*What you should do:* Please transcribe the entries word for word, from the line with "- wind-barb: [492, 16, 498, 37]" up to and including the line with "- visibility-tick-label: 7: [1140, 449, 1148, 463]".

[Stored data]

__________________________________________________

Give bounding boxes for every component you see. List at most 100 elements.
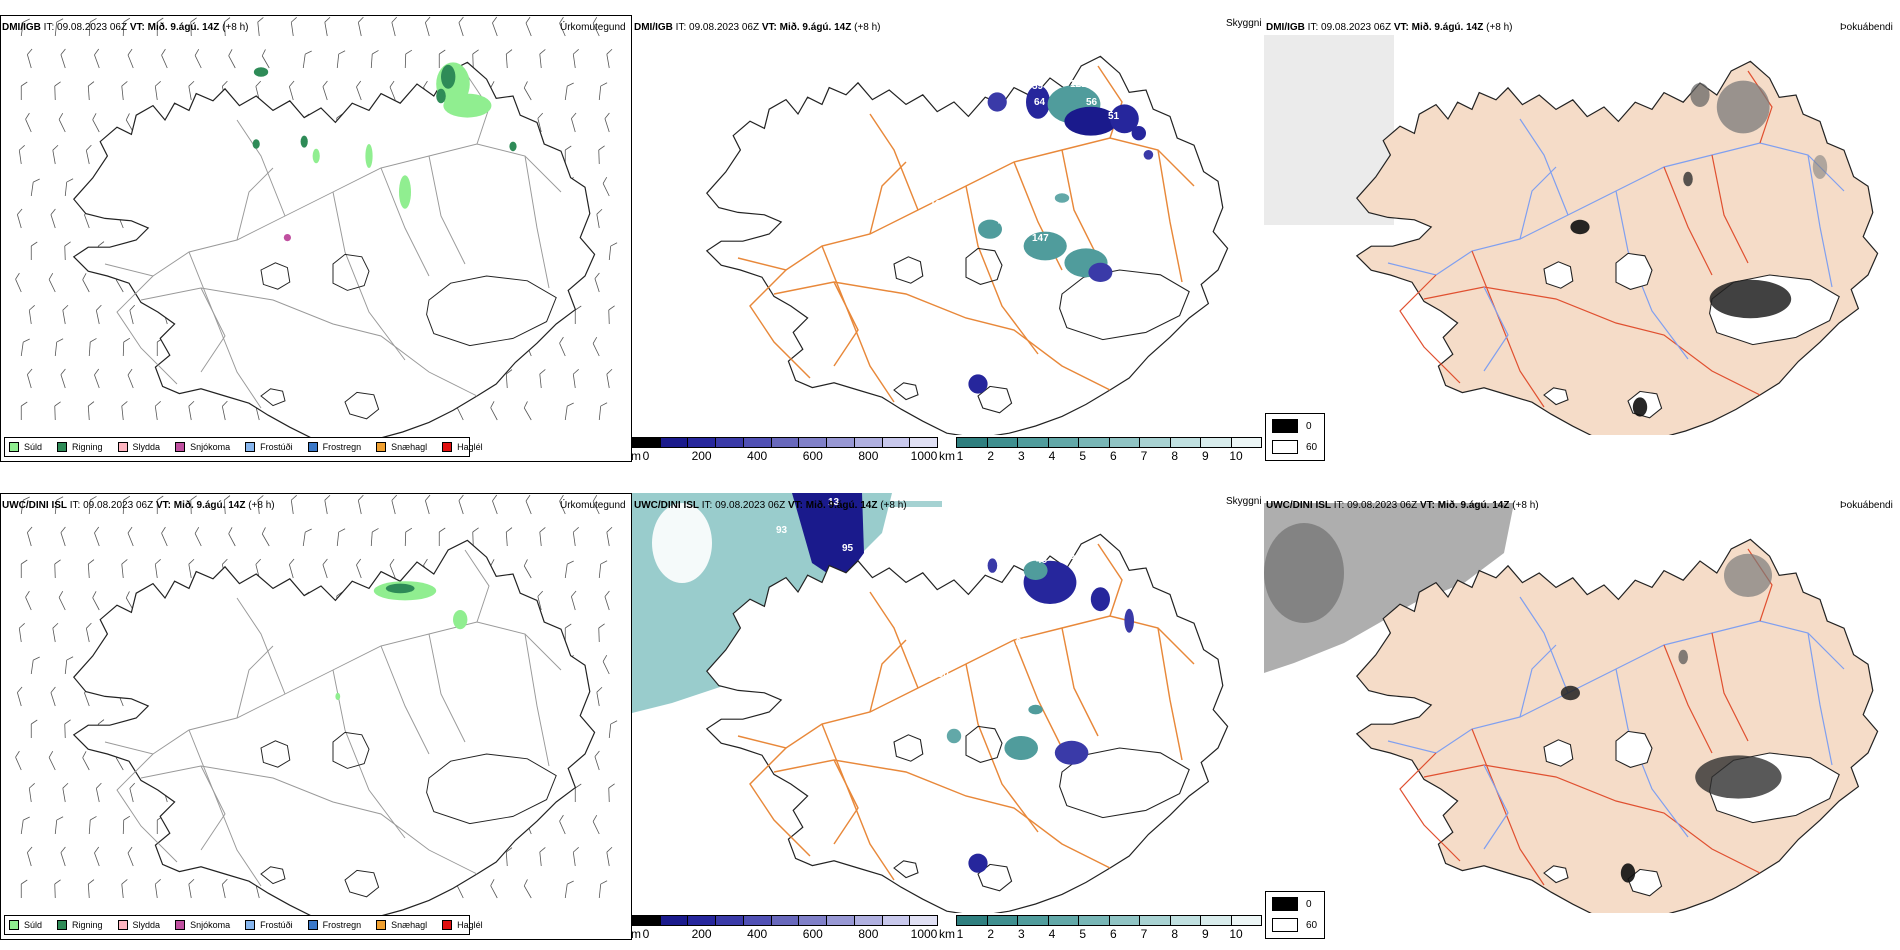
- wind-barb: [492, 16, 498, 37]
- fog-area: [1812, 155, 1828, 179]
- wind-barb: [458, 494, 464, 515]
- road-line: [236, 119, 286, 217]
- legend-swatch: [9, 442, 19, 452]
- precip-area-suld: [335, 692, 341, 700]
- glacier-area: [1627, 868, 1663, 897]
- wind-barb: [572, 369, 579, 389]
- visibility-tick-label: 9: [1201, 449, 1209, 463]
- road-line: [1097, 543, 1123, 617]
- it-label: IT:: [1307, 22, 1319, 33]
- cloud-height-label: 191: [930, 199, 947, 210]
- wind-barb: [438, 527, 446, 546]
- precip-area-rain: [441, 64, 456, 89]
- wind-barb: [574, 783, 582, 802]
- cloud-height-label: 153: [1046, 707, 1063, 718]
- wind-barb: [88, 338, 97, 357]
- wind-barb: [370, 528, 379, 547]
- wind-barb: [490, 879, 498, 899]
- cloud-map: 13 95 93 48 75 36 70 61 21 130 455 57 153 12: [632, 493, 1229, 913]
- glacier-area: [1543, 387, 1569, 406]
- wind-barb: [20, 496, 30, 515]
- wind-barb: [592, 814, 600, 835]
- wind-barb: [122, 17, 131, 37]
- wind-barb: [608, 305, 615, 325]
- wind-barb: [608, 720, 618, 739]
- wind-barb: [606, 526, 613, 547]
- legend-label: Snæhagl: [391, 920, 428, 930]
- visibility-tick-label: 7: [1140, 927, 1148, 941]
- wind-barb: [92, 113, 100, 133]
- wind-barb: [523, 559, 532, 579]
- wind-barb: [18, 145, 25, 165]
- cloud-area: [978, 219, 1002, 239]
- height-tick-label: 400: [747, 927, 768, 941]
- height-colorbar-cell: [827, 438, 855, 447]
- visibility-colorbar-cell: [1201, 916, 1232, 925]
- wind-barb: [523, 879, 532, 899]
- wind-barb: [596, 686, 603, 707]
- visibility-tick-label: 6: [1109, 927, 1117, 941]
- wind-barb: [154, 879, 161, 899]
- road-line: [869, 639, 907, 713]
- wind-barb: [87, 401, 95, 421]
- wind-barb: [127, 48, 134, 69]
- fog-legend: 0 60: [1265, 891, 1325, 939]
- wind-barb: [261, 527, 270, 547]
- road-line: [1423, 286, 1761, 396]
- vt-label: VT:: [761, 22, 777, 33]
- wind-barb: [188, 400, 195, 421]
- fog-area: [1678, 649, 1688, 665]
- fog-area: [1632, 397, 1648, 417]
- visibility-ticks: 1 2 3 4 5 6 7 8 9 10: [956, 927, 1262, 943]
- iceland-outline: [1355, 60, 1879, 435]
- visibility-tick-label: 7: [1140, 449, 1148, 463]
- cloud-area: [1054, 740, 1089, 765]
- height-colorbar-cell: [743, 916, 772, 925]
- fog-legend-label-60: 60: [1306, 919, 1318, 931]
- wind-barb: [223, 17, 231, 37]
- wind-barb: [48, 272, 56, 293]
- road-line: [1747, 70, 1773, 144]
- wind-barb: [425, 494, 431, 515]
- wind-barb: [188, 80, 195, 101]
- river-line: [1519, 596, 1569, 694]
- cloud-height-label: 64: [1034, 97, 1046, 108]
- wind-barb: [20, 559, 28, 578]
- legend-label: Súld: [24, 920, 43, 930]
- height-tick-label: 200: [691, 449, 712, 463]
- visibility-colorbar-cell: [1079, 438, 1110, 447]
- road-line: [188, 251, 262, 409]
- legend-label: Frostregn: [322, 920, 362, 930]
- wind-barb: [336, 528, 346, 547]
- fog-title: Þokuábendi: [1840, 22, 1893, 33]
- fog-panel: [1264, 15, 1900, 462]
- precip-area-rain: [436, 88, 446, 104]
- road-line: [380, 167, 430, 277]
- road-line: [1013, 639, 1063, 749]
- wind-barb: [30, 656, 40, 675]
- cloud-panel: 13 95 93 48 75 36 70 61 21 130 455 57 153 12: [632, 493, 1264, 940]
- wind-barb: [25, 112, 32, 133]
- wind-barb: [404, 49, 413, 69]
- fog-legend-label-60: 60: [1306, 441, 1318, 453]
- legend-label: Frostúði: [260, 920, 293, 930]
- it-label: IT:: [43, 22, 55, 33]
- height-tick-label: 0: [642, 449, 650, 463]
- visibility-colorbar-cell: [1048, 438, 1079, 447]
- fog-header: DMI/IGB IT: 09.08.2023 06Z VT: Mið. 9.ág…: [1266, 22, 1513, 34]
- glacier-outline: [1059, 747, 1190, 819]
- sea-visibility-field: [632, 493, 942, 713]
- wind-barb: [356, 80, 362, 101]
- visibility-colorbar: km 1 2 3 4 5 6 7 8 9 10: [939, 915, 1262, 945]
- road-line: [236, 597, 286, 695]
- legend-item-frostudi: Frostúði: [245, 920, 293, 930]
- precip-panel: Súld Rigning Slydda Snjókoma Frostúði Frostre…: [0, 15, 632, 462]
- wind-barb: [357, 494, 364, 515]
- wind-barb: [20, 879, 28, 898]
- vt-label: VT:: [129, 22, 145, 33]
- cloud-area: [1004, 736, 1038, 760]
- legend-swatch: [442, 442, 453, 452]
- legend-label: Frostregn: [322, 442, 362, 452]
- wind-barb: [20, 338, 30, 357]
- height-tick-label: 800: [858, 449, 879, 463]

__________________________________________________

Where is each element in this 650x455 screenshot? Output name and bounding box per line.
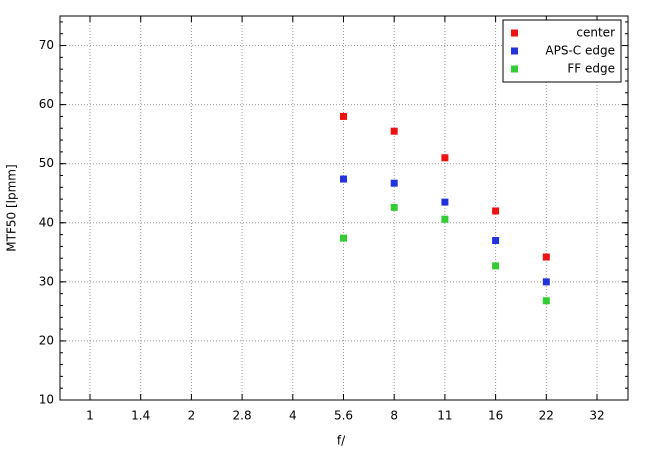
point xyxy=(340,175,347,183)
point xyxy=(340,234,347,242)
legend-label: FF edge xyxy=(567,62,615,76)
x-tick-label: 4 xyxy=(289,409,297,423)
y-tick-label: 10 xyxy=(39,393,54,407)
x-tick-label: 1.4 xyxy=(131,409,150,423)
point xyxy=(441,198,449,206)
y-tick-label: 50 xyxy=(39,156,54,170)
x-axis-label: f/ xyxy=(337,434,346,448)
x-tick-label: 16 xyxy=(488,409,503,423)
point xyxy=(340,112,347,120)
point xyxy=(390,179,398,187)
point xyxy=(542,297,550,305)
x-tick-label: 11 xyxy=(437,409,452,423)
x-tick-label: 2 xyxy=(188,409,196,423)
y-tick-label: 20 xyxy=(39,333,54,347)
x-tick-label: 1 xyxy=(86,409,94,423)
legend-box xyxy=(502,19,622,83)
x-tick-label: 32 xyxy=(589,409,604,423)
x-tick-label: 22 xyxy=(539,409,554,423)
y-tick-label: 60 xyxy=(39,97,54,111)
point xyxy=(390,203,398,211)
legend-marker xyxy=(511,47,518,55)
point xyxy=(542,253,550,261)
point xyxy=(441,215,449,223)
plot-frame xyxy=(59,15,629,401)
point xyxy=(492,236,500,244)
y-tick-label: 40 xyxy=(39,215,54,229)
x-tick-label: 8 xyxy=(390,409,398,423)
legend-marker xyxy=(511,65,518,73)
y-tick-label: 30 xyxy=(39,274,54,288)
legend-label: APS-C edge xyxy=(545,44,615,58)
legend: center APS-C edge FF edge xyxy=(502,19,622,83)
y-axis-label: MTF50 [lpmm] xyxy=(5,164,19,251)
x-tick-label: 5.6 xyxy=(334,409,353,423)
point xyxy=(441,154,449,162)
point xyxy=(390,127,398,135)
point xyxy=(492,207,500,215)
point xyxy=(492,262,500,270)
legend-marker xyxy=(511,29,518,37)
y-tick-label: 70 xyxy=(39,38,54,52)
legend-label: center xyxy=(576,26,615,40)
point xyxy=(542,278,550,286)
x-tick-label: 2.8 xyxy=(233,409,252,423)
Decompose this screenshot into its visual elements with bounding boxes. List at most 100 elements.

__________________________________________________

*Reply:*
- wind-barb: [492, 16, 498, 37]
- fog-area: [1812, 155, 1828, 179]
- wind-barb: [458, 494, 464, 515]
- road-line: [236, 119, 286, 217]
- legend-swatch: [9, 442, 19, 452]
- precip-area-suld: [335, 692, 341, 700]
- glacier-area: [1627, 868, 1663, 897]
- wind-barb: [572, 369, 579, 389]
- visibility-tick-label: 9: [1201, 449, 1209, 463]
- road-line: [1097, 543, 1123, 617]
- it-label: IT:: [1307, 22, 1319, 33]
- cloud-height-label: 191: [930, 199, 947, 210]
- wind-barb: [438, 527, 446, 546]
- precip-area-rain: [441, 64, 456, 89]
- wind-barb: [574, 783, 582, 802]
- cloud-height-label: 153: [1046, 707, 1063, 718]
- wind-barb: [88, 338, 97, 357]
- wind-barb: [370, 528, 379, 547]
- wind-barb: [490, 879, 498, 899]
- cloud-map: 13 95 93 48 75 36 70 61 21 130 455 57 153 12: [632, 493, 1229, 913]
- glacier-area: [1543, 387, 1569, 406]
- wind-barb: [20, 496, 30, 515]
- wind-barb: [592, 814, 600, 835]
- wind-barb: [122, 17, 131, 37]
- wind-barb: [608, 305, 615, 325]
- wind-barb: [608, 720, 618, 739]
- wind-barb: [606, 526, 613, 547]
- legend-label: Snæhagl: [391, 920, 428, 930]
- visibility-tick-label: 7: [1140, 927, 1148, 941]
- wind-barb: [92, 113, 100, 133]
- wind-barb: [523, 559, 532, 579]
- wind-barb: [18, 145, 25, 165]
- cloud-area: [978, 219, 1002, 239]
- height-tick-label: 400: [747, 927, 768, 941]
- height-colorbar-cell: [827, 438, 855, 447]
- visibility-colorbar-cell: [1201, 916, 1232, 925]
- wind-barb: [523, 879, 532, 899]
- wind-barb: [596, 686, 603, 707]
- visibility-tick-label: 6: [1109, 927, 1117, 941]
- wind-barb: [154, 879, 161, 899]
- road-line: [869, 639, 907, 713]
- wind-barb: [87, 401, 95, 421]
- wind-barb: [127, 48, 134, 69]
- fog-legend: 0 60: [1265, 891, 1325, 939]
- wind-barb: [261, 527, 270, 547]
- road-line: [1423, 286, 1761, 396]
- vt-label: VT:: [761, 22, 777, 33]
- wind-barb: [188, 400, 195, 421]
- fog-area: [1678, 649, 1688, 665]
- fog-area: [1632, 397, 1648, 417]
- visibility-ticks: 1 2 3 4 5 6 7 8 9 10: [956, 927, 1262, 943]
- iceland-outline: [1355, 60, 1879, 435]
- visibility-tick-label: 7: [1140, 449, 1148, 463]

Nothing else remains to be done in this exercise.